◆ Supplied data:

-- START --

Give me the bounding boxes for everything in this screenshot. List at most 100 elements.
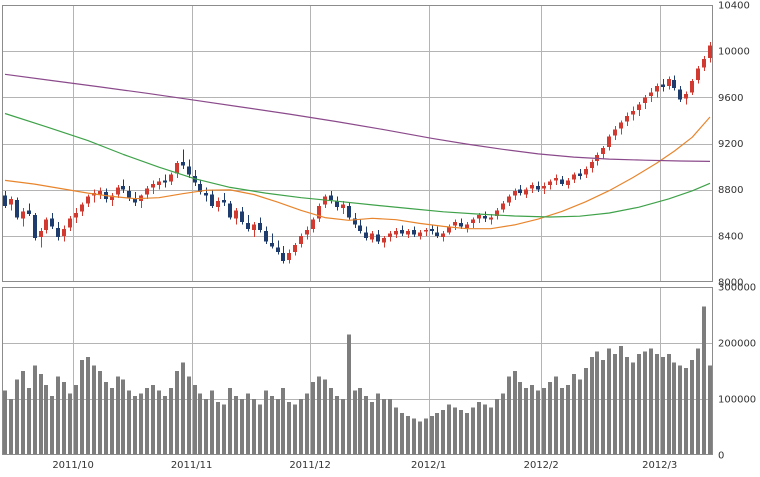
volume-bar bbox=[607, 348, 611, 454]
candle-up bbox=[175, 163, 179, 174]
candle-down bbox=[198, 183, 202, 192]
candle-up bbox=[98, 190, 102, 195]
volume-bar bbox=[169, 387, 173, 454]
volume-bar bbox=[198, 393, 202, 454]
volume-bar bbox=[216, 401, 220, 454]
candle-down bbox=[353, 218, 357, 225]
candle-up bbox=[465, 224, 469, 228]
volume-bar bbox=[524, 387, 528, 454]
candle-up bbox=[388, 233, 392, 237]
volume-bar bbox=[293, 404, 297, 454]
candle-down bbox=[578, 173, 582, 176]
volume-bar bbox=[388, 399, 392, 454]
price-tick-label: 10400 bbox=[718, 1, 750, 12]
candle-up bbox=[601, 148, 605, 154]
volume-bar bbox=[678, 365, 682, 454]
candle-down bbox=[412, 230, 416, 235]
volume-bar bbox=[222, 404, 226, 454]
candle-wick bbox=[41, 227, 42, 248]
candle-down bbox=[435, 232, 439, 236]
candle-down bbox=[228, 203, 232, 218]
volume-tick-label: 100000 bbox=[718, 395, 756, 406]
candle-down bbox=[15, 200, 19, 218]
volume-bar bbox=[44, 385, 48, 454]
volume-tick-label: 300000 bbox=[718, 283, 756, 294]
volume-bar bbox=[50, 396, 54, 454]
candle-up bbox=[684, 93, 688, 99]
volume-bar bbox=[157, 390, 161, 454]
price-tick-label: 10000 bbox=[718, 47, 750, 58]
ma-short-line bbox=[4, 116, 711, 230]
ma-mid-line bbox=[4, 112, 711, 218]
candle-wick bbox=[141, 194, 142, 209]
volume-bar bbox=[465, 413, 469, 454]
volume-bar bbox=[299, 399, 303, 454]
volume-bar bbox=[204, 399, 208, 454]
volume-bar bbox=[530, 385, 534, 454]
candle-up bbox=[690, 81, 694, 93]
volume-bar bbox=[406, 415, 410, 454]
volume-bar bbox=[80, 359, 84, 454]
candle-up bbox=[513, 190, 517, 196]
volume-bar bbox=[572, 373, 576, 454]
candle-up bbox=[44, 219, 48, 231]
candle-down bbox=[329, 195, 333, 200]
volume-bar bbox=[246, 393, 250, 454]
volume-bar bbox=[210, 390, 214, 454]
candle-wick bbox=[426, 227, 427, 236]
candle-up bbox=[584, 168, 588, 175]
volume-bar bbox=[477, 401, 481, 454]
candle-up bbox=[613, 129, 617, 136]
price-tick-label: 8000 bbox=[718, 278, 743, 289]
candle-up bbox=[311, 219, 315, 229]
candle-up bbox=[406, 231, 410, 235]
volume-bar bbox=[116, 376, 120, 454]
candle-up bbox=[305, 230, 309, 235]
candle-down bbox=[27, 210, 31, 214]
candle-up bbox=[530, 185, 534, 189]
candle-down bbox=[204, 193, 208, 196]
candle-up bbox=[619, 122, 623, 129]
volume-bar bbox=[424, 418, 428, 454]
volume-bar bbox=[98, 371, 102, 454]
candle-up bbox=[9, 198, 13, 205]
volume-bar bbox=[631, 362, 635, 454]
volume-bar bbox=[228, 387, 232, 454]
volume-bar bbox=[252, 399, 256, 454]
month-label: 2011/11 bbox=[171, 460, 213, 471]
volume-bar bbox=[590, 357, 594, 454]
candle-down bbox=[264, 231, 268, 242]
price-tick-label: 8800 bbox=[718, 185, 743, 196]
volume-bar bbox=[145, 387, 149, 454]
volume-bar bbox=[276, 399, 280, 454]
volume-bar bbox=[578, 379, 582, 454]
volume-bar bbox=[684, 368, 688, 454]
volume-bar bbox=[637, 354, 641, 454]
volume-bar bbox=[690, 359, 694, 454]
volume-bar bbox=[341, 399, 345, 454]
candle-down bbox=[258, 223, 262, 230]
candle-up bbox=[68, 218, 72, 228]
volume-bar bbox=[317, 376, 321, 454]
volume-bar bbox=[193, 385, 197, 454]
candle-down bbox=[222, 200, 226, 203]
volume-bar bbox=[133, 396, 137, 454]
volume-bar bbox=[234, 396, 238, 454]
volume-bar bbox=[382, 399, 386, 454]
volume-bar bbox=[400, 413, 404, 454]
volume-bar bbox=[459, 410, 463, 454]
candle-up bbox=[80, 204, 84, 212]
candle-up bbox=[501, 203, 505, 210]
candle-down bbox=[270, 242, 274, 247]
volume-bar bbox=[453, 407, 457, 454]
candle-down bbox=[376, 234, 380, 242]
candle-down bbox=[536, 186, 540, 190]
ma-long-line bbox=[4, 73, 711, 162]
volume-bar bbox=[667, 354, 671, 454]
candle-up bbox=[157, 181, 161, 186]
candle-up bbox=[382, 238, 386, 243]
candles bbox=[3, 41, 712, 264]
candle-wick bbox=[278, 240, 279, 255]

-- END --

Reproduce every line of the records above verbatim, omitting the pictures.

◆ Answer:
Give me the bounding boxes for everything in this screenshot. List at most 100 elements.
volume-bar bbox=[607, 348, 611, 454]
candle-up bbox=[175, 163, 179, 174]
candle-down bbox=[198, 183, 202, 192]
candle-up bbox=[98, 190, 102, 195]
volume-bar bbox=[169, 387, 173, 454]
volume-bar bbox=[198, 393, 202, 454]
volume-bar bbox=[216, 401, 220, 454]
candle-down bbox=[353, 218, 357, 225]
candle-up bbox=[465, 224, 469, 228]
volume-bar bbox=[524, 387, 528, 454]
candle-up bbox=[388, 233, 392, 237]
volume-bar bbox=[293, 404, 297, 454]
candle-down bbox=[578, 173, 582, 176]
volume-bar bbox=[388, 399, 392, 454]
price-tick-label: 10400 bbox=[718, 1, 750, 12]
candle-up bbox=[601, 148, 605, 154]
volume-bar bbox=[678, 365, 682, 454]
candle-down bbox=[412, 230, 416, 235]
volume-bar bbox=[222, 404, 226, 454]
candle-wick bbox=[41, 227, 42, 248]
candle-down bbox=[435, 232, 439, 236]
candle-down bbox=[228, 203, 232, 218]
volume-tick-label: 100000 bbox=[718, 395, 756, 406]
candle-down bbox=[15, 200, 19, 218]
volume-bar bbox=[44, 385, 48, 454]
volume-tick-label: 300000 bbox=[718, 283, 756, 294]
volume-bar bbox=[50, 396, 54, 454]
candle-up bbox=[684, 93, 688, 99]
volume-bar bbox=[157, 390, 161, 454]
price-tick-label: 10000 bbox=[718, 47, 750, 58]
ma-short-line bbox=[4, 116, 711, 230]
ma-mid-line bbox=[4, 112, 711, 218]
candle-wick bbox=[141, 194, 142, 209]
volume-bar bbox=[465, 413, 469, 454]
volume-bar bbox=[299, 399, 303, 454]
volume-bar bbox=[204, 399, 208, 454]
volume-bar bbox=[530, 385, 534, 454]
candle-up bbox=[690, 81, 694, 93]
volume-bar bbox=[406, 415, 410, 454]
volume-bar bbox=[80, 359, 84, 454]
candle-up bbox=[513, 190, 517, 196]
volume-bar bbox=[572, 373, 576, 454]
candle-up bbox=[44, 219, 48, 231]
candle-down bbox=[329, 195, 333, 200]
volume-bar bbox=[246, 393, 250, 454]
volume-bar bbox=[210, 390, 214, 454]
candle-wick bbox=[426, 227, 427, 236]
candle-up bbox=[584, 168, 588, 175]
volume-bar bbox=[477, 401, 481, 454]
candle-up bbox=[613, 129, 617, 136]
price-tick-label: 8000 bbox=[718, 278, 743, 289]
candle-up bbox=[311, 219, 315, 229]
candle-up bbox=[406, 231, 410, 235]
volume-bar bbox=[116, 376, 120, 454]
candle-up bbox=[305, 230, 309, 235]
candle-down bbox=[27, 210, 31, 214]
candle-up bbox=[530, 185, 534, 189]
candle-down bbox=[204, 193, 208, 196]
candle-up bbox=[619, 122, 623, 129]
volume-bar bbox=[424, 418, 428, 454]
volume-bar bbox=[98, 371, 102, 454]
candle-up bbox=[9, 198, 13, 205]
volume-bar bbox=[631, 362, 635, 454]
volume-bar bbox=[228, 387, 232, 454]
volume-bar bbox=[252, 399, 256, 454]
month-label: 2011/11 bbox=[171, 460, 213, 471]
volume-bar bbox=[590, 357, 594, 454]
candle-down bbox=[264, 231, 268, 242]
price-tick-label: 8800 bbox=[718, 185, 743, 196]
volume-bar bbox=[145, 387, 149, 454]
volume-bar bbox=[276, 399, 280, 454]
volume-bar bbox=[578, 379, 582, 454]
volume-bar bbox=[684, 368, 688, 454]
volume-bar bbox=[637, 354, 641, 454]
volume-bar bbox=[690, 359, 694, 454]
volume-bar bbox=[341, 399, 345, 454]
candle-down bbox=[258, 223, 262, 230]
candle-up bbox=[68, 218, 72, 228]
volume-bar bbox=[317, 376, 321, 454]
volume-bar bbox=[193, 385, 197, 454]
candle-down bbox=[222, 200, 226, 203]
volume-bar bbox=[133, 396, 137, 454]
volume-bar bbox=[234, 396, 238, 454]
volume-bar bbox=[382, 399, 386, 454]
volume-bar bbox=[400, 413, 404, 454]
volume-bar bbox=[459, 410, 463, 454]
candle-up bbox=[80, 204, 84, 212]
candle-up bbox=[501, 203, 505, 210]
candle-down bbox=[270, 242, 274, 247]
volume-bar bbox=[453, 407, 457, 454]
candle-down bbox=[376, 234, 380, 242]
candle-down bbox=[536, 186, 540, 190]
ma-long-line bbox=[4, 73, 711, 162]
volume-bar bbox=[667, 354, 671, 454]
candle-up bbox=[157, 181, 161, 186]
candle-up bbox=[382, 238, 386, 243]
candles bbox=[3, 41, 712, 264]
candle-wick bbox=[278, 240, 279, 255]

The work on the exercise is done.